[Layout element annotations]
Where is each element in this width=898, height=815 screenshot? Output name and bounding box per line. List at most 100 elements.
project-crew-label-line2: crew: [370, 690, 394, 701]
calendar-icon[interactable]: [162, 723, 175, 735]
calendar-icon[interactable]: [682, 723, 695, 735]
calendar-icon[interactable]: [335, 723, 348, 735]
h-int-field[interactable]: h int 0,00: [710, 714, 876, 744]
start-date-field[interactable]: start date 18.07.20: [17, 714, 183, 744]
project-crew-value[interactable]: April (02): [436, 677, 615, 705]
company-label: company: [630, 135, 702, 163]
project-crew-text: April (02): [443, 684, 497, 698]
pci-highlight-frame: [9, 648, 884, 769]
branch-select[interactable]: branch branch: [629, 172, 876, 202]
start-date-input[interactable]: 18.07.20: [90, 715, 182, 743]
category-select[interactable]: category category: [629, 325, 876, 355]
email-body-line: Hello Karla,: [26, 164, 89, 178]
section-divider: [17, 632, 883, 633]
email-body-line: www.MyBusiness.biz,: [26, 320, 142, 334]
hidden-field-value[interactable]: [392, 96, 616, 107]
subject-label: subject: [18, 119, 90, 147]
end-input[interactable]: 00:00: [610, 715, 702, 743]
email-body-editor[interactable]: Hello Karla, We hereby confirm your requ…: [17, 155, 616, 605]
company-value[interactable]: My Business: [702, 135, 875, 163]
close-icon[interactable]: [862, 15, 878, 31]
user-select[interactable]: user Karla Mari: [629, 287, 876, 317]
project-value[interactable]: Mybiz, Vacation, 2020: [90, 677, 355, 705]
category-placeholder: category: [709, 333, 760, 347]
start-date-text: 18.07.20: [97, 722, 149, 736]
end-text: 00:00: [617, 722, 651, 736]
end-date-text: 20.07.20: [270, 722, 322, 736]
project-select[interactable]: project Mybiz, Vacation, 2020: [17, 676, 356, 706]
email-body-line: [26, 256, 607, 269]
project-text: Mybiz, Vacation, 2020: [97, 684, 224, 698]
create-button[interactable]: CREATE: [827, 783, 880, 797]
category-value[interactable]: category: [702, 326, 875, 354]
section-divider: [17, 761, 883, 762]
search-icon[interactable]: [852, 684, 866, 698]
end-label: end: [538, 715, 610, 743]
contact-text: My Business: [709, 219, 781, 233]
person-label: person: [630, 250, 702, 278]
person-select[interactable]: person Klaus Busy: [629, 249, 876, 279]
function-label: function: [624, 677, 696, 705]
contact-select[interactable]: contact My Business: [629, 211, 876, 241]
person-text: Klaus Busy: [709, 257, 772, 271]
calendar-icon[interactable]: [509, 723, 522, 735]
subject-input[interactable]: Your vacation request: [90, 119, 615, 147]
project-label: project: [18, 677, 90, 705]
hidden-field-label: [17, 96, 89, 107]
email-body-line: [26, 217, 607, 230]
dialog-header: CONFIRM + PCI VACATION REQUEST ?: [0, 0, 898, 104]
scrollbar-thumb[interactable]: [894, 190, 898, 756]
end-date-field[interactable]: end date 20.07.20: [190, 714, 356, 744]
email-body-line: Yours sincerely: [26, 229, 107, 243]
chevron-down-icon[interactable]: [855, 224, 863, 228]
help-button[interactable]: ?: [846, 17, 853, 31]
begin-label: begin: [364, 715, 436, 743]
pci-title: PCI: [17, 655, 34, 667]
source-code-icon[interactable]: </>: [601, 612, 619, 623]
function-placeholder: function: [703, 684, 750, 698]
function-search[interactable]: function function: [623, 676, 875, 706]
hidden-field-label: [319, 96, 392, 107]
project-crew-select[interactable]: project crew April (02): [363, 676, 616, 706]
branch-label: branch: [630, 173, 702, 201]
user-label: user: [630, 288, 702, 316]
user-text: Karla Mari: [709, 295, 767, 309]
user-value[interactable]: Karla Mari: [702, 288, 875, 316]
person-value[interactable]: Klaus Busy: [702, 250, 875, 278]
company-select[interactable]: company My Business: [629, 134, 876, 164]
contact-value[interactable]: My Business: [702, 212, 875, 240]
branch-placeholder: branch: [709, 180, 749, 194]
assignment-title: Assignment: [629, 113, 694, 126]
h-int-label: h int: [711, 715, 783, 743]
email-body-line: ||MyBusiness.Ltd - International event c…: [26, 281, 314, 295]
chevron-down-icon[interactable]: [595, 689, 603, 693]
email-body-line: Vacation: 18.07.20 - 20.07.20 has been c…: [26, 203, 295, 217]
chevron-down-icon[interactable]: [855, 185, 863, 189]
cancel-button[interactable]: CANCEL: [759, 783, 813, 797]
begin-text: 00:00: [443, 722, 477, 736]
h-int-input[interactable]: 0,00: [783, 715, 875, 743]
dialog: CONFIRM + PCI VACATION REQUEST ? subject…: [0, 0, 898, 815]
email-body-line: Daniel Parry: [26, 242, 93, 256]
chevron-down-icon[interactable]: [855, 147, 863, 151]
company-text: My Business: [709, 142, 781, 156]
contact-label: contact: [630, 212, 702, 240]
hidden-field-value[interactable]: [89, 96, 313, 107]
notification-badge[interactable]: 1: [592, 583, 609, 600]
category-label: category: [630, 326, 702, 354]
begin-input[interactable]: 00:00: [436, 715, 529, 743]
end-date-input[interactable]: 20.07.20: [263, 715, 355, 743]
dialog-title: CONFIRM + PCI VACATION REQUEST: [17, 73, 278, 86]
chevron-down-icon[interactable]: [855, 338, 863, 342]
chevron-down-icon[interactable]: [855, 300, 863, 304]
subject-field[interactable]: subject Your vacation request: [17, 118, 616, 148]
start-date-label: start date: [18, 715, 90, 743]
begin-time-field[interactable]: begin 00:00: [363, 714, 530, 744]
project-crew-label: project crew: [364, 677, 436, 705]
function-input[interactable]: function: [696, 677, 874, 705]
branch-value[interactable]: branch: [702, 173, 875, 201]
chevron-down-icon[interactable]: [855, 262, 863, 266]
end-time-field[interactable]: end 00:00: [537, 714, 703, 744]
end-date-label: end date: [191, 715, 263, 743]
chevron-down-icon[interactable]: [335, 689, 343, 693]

:: Goal of the exercise ::
Reproduce the records above line for line, without changing a single character.

:: In response ::
Where is each element in this width=898, height=815 screenshot? Output name and bounding box per line. List at most 100 elements.
project-crew-label-line2: crew: [370, 690, 394, 701]
calendar-icon[interactable]: [162, 723, 175, 735]
calendar-icon[interactable]: [682, 723, 695, 735]
calendar-icon[interactable]: [335, 723, 348, 735]
h-int-field[interactable]: h int 0,00: [710, 714, 876, 744]
start-date-field[interactable]: start date 18.07.20: [17, 714, 183, 744]
project-crew-value[interactable]: April (02): [436, 677, 615, 705]
company-label: company: [630, 135, 702, 163]
project-crew-text: April (02): [443, 684, 497, 698]
pci-highlight-frame: [9, 648, 884, 769]
branch-select[interactable]: branch branch: [629, 172, 876, 202]
start-date-input[interactable]: 18.07.20: [90, 715, 182, 743]
category-select[interactable]: category category: [629, 325, 876, 355]
email-body-line: Hello Karla,: [26, 164, 89, 178]
section-divider: [17, 632, 883, 633]
email-body-line: www.MyBusiness.biz,: [26, 320, 142, 334]
hidden-field-value[interactable]: [392, 96, 616, 107]
subject-label: subject: [18, 119, 90, 147]
end-input[interactable]: 00:00: [610, 715, 702, 743]
email-body-editor[interactable]: Hello Karla, We hereby confirm your requ…: [17, 155, 616, 605]
company-value[interactable]: My Business: [702, 135, 875, 163]
close-icon[interactable]: [862, 15, 878, 31]
user-select[interactable]: user Karla Mari: [629, 287, 876, 317]
project-value[interactable]: Mybiz, Vacation, 2020: [90, 677, 355, 705]
category-placeholder: category: [709, 333, 760, 347]
start-date-text: 18.07.20: [97, 722, 149, 736]
end-text: 00:00: [617, 722, 651, 736]
end-date-text: 20.07.20: [270, 722, 322, 736]
project-select[interactable]: project Mybiz, Vacation, 2020: [17, 676, 356, 706]
email-body-line: [26, 256, 607, 269]
project-text: Mybiz, Vacation, 2020: [97, 684, 224, 698]
create-button[interactable]: CREATE: [827, 783, 880, 797]
category-value[interactable]: category: [702, 326, 875, 354]
section-divider: [17, 761, 883, 762]
search-icon[interactable]: [852, 684, 866, 698]
end-label: end: [538, 715, 610, 743]
contact-text: My Business: [709, 219, 781, 233]
person-label: person: [630, 250, 702, 278]
person-select[interactable]: person Klaus Busy: [629, 249, 876, 279]
function-label: function: [624, 677, 696, 705]
contact-select[interactable]: contact My Business: [629, 211, 876, 241]
person-text: Klaus Busy: [709, 257, 772, 271]
calendar-icon[interactable]: [509, 723, 522, 735]
subject-input[interactable]: Your vacation request: [90, 119, 615, 147]
project-label: project: [18, 677, 90, 705]
hidden-field-label: [17, 96, 89, 107]
email-body-line: [26, 217, 607, 230]
dialog-header: CONFIRM + PCI VACATION REQUEST ?: [0, 0, 898, 104]
scrollbar-thumb[interactable]: [894, 190, 898, 756]
end-date-field[interactable]: end date 20.07.20: [190, 714, 356, 744]
email-body-line: Yours sincerely: [26, 229, 107, 243]
chevron-down-icon[interactable]: [855, 224, 863, 228]
help-button[interactable]: ?: [846, 17, 853, 31]
begin-label: begin: [364, 715, 436, 743]
pci-title: PCI: [17, 655, 34, 667]
source-code-icon[interactable]: </>: [601, 612, 619, 623]
function-placeholder: function: [703, 684, 750, 698]
function-search[interactable]: function function: [623, 676, 875, 706]
hidden-field-label: [319, 96, 392, 107]
project-crew-select[interactable]: project crew April (02): [363, 676, 616, 706]
branch-label: branch: [630, 173, 702, 201]
user-label: user: [630, 288, 702, 316]
user-text: Karla Mari: [709, 295, 767, 309]
user-value[interactable]: Karla Mari: [702, 288, 875, 316]
person-value[interactable]: Klaus Busy: [702, 250, 875, 278]
company-select[interactable]: company My Business: [629, 134, 876, 164]
contact-value[interactable]: My Business: [702, 212, 875, 240]
branch-placeholder: branch: [709, 180, 749, 194]
assignment-title: Assignment: [629, 113, 694, 126]
h-int-label: h int: [711, 715, 783, 743]
email-body-line: ||MyBusiness.Ltd - International event c…: [26, 281, 314, 295]
chevron-down-icon[interactable]: [595, 689, 603, 693]
email-body-line: Vacation: 18.07.20 - 20.07.20 has been c…: [26, 203, 295, 217]
chevron-down-icon[interactable]: [855, 185, 863, 189]
cancel-button[interactable]: CANCEL: [759, 783, 813, 797]
begin-text: 00:00: [443, 722, 477, 736]
h-int-input[interactable]: 0,00: [783, 715, 875, 743]
dialog: CONFIRM + PCI VACATION REQUEST ? subject…: [0, 0, 898, 815]
email-body-line: Daniel Parry: [26, 242, 93, 256]
chevron-down-icon[interactable]: [855, 147, 863, 151]
company-text: My Business: [709, 142, 781, 156]
contact-label: contact: [630, 212, 702, 240]
hidden-field-value[interactable]: [89, 96, 313, 107]
notification-badge[interactable]: 1: [592, 583, 609, 600]
category-label: category: [630, 326, 702, 354]
begin-input[interactable]: 00:00: [436, 715, 529, 743]
end-date-input[interactable]: 20.07.20: [263, 715, 355, 743]
dialog-title: CONFIRM + PCI VACATION REQUEST: [17, 73, 278, 86]
chevron-down-icon[interactable]: [855, 338, 863, 342]
chevron-down-icon[interactable]: [855, 300, 863, 304]
subject-field[interactable]: subject Your vacation request: [17, 118, 616, 148]
start-date-label: start date: [18, 715, 90, 743]
begin-time-field[interactable]: begin 00:00: [363, 714, 530, 744]
project-crew-label: project crew: [364, 677, 436, 705]
function-input[interactable]: function: [696, 677, 874, 705]
branch-value[interactable]: branch: [702, 173, 875, 201]
chevron-down-icon[interactable]: [855, 262, 863, 266]
end-time-field[interactable]: end 00:00: [537, 714, 703, 744]
end-date-label: end date: [191, 715, 263, 743]
chevron-down-icon[interactable]: [335, 689, 343, 693]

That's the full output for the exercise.